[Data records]

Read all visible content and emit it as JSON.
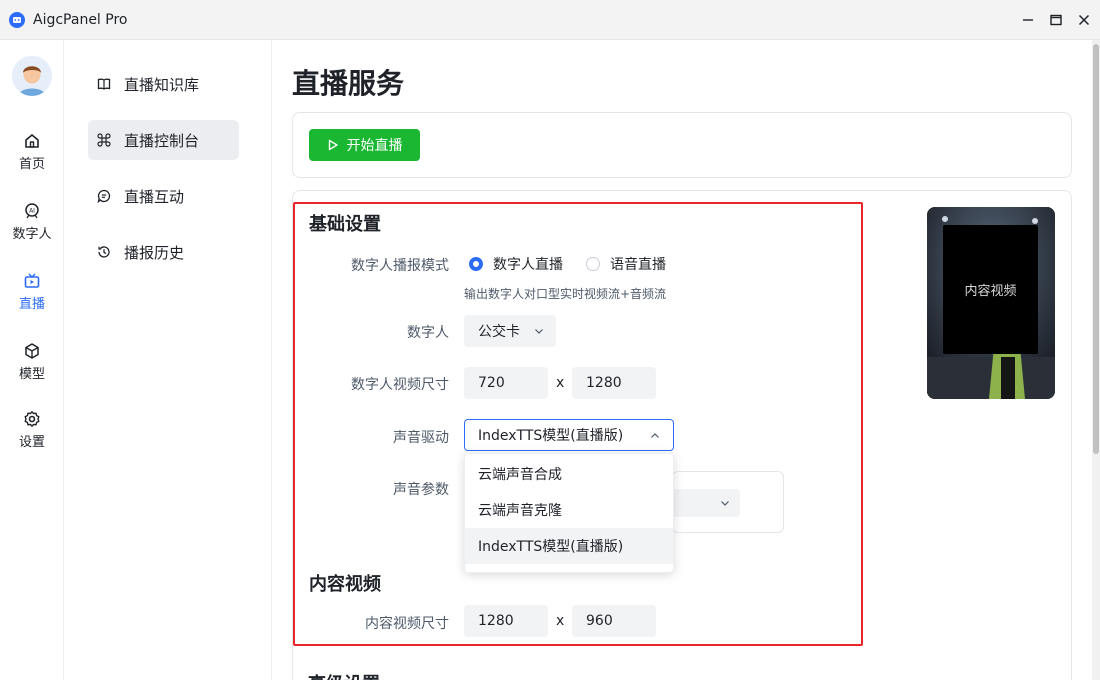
{
  "window": {
    "title": "AigcPanel Pro"
  },
  "rail": {
    "items": [
      {
        "label": "首页",
        "icon": "home-icon"
      },
      {
        "label": "数字人",
        "icon": "ai-person-icon"
      },
      {
        "label": "直播",
        "icon": "tv-icon",
        "active": true
      },
      {
        "label": "模型",
        "icon": "cube-icon"
      },
      {
        "label": "设置",
        "icon": "gear-icon"
      }
    ],
    "accent": "#2d6cf6"
  },
  "subnav": {
    "items": [
      {
        "label": "直播知识库",
        "icon": "book-icon"
      },
      {
        "label": "直播控制台",
        "icon": "command-icon",
        "active": true
      },
      {
        "label": "直播互动",
        "icon": "chat-icon"
      },
      {
        "label": "播报历史",
        "icon": "history-icon"
      }
    ]
  },
  "main": {
    "title": "直播服务",
    "start_button": "开始直播",
    "start_color": "#1ab832",
    "basic": {
      "title": "基础设置",
      "mode_label": "数字人播报模式",
      "mode_options": [
        "数字人直播",
        "语音直播"
      ],
      "mode_selected": "数字人直播",
      "mode_hint": "输出数字人对口型实时视频流+音频流",
      "avatar_label": "数字人",
      "avatar_value": "公交卡",
      "video_size_label": "数字人视频尺寸",
      "video_width": "720",
      "video_height": "1280",
      "times": "x",
      "voice_driver_label": "声音驱动",
      "voice_driver_value": "IndexTTS模型(直播版)",
      "voice_param_label": "声音参数",
      "dropdown_options": [
        "云端声音合成",
        "云端声音克隆",
        "IndexTTS模型(直播版)"
      ]
    },
    "content": {
      "title": "内容视频",
      "size_label": "内容视频尺寸",
      "width": "1280",
      "height": "960"
    },
    "preview": {
      "label": "内容视频"
    },
    "next_section_partial": "高级设置"
  }
}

# Challenge
Print out the material word for word, omitting the pictures.

# Output of the exercise
Read all visible content and emit it as JSON.
{
  "window": {
    "title": "AigcPanel Pro"
  },
  "rail": {
    "items": [
      {
        "label": "首页",
        "icon": "home-icon"
      },
      {
        "label": "数字人",
        "icon": "ai-person-icon"
      },
      {
        "label": "直播",
        "icon": "tv-icon",
        "active": true
      },
      {
        "label": "模型",
        "icon": "cube-icon"
      },
      {
        "label": "设置",
        "icon": "gear-icon"
      }
    ],
    "accent": "#2d6cf6"
  },
  "subnav": {
    "items": [
      {
        "label": "直播知识库",
        "icon": "book-icon"
      },
      {
        "label": "直播控制台",
        "icon": "command-icon",
        "active": true
      },
      {
        "label": "直播互动",
        "icon": "chat-icon"
      },
      {
        "label": "播报历史",
        "icon": "history-icon"
      }
    ]
  },
  "main": {
    "title": "直播服务",
    "start_button": "开始直播",
    "start_color": "#1ab832",
    "basic": {
      "title": "基础设置",
      "mode_label": "数字人播报模式",
      "mode_options": [
        "数字人直播",
        "语音直播"
      ],
      "mode_selected": "数字人直播",
      "mode_hint": "输出数字人对口型实时视频流+音频流",
      "avatar_label": "数字人",
      "avatar_value": "公交卡",
      "video_size_label": "数字人视频尺寸",
      "video_width": "720",
      "video_height": "1280",
      "times": "x",
      "voice_driver_label": "声音驱动",
      "voice_driver_value": "IndexTTS模型(直播版)",
      "voice_param_label": "声音参数",
      "dropdown_options": [
        "云端声音合成",
        "云端声音克隆",
        "IndexTTS模型(直播版)"
      ]
    },
    "content": {
      "title": "内容视频",
      "size_label": "内容视频尺寸",
      "width": "1280",
      "height": "960"
    },
    "preview": {
      "label": "内容视频"
    },
    "next_section_partial": "高级设置"
  }
}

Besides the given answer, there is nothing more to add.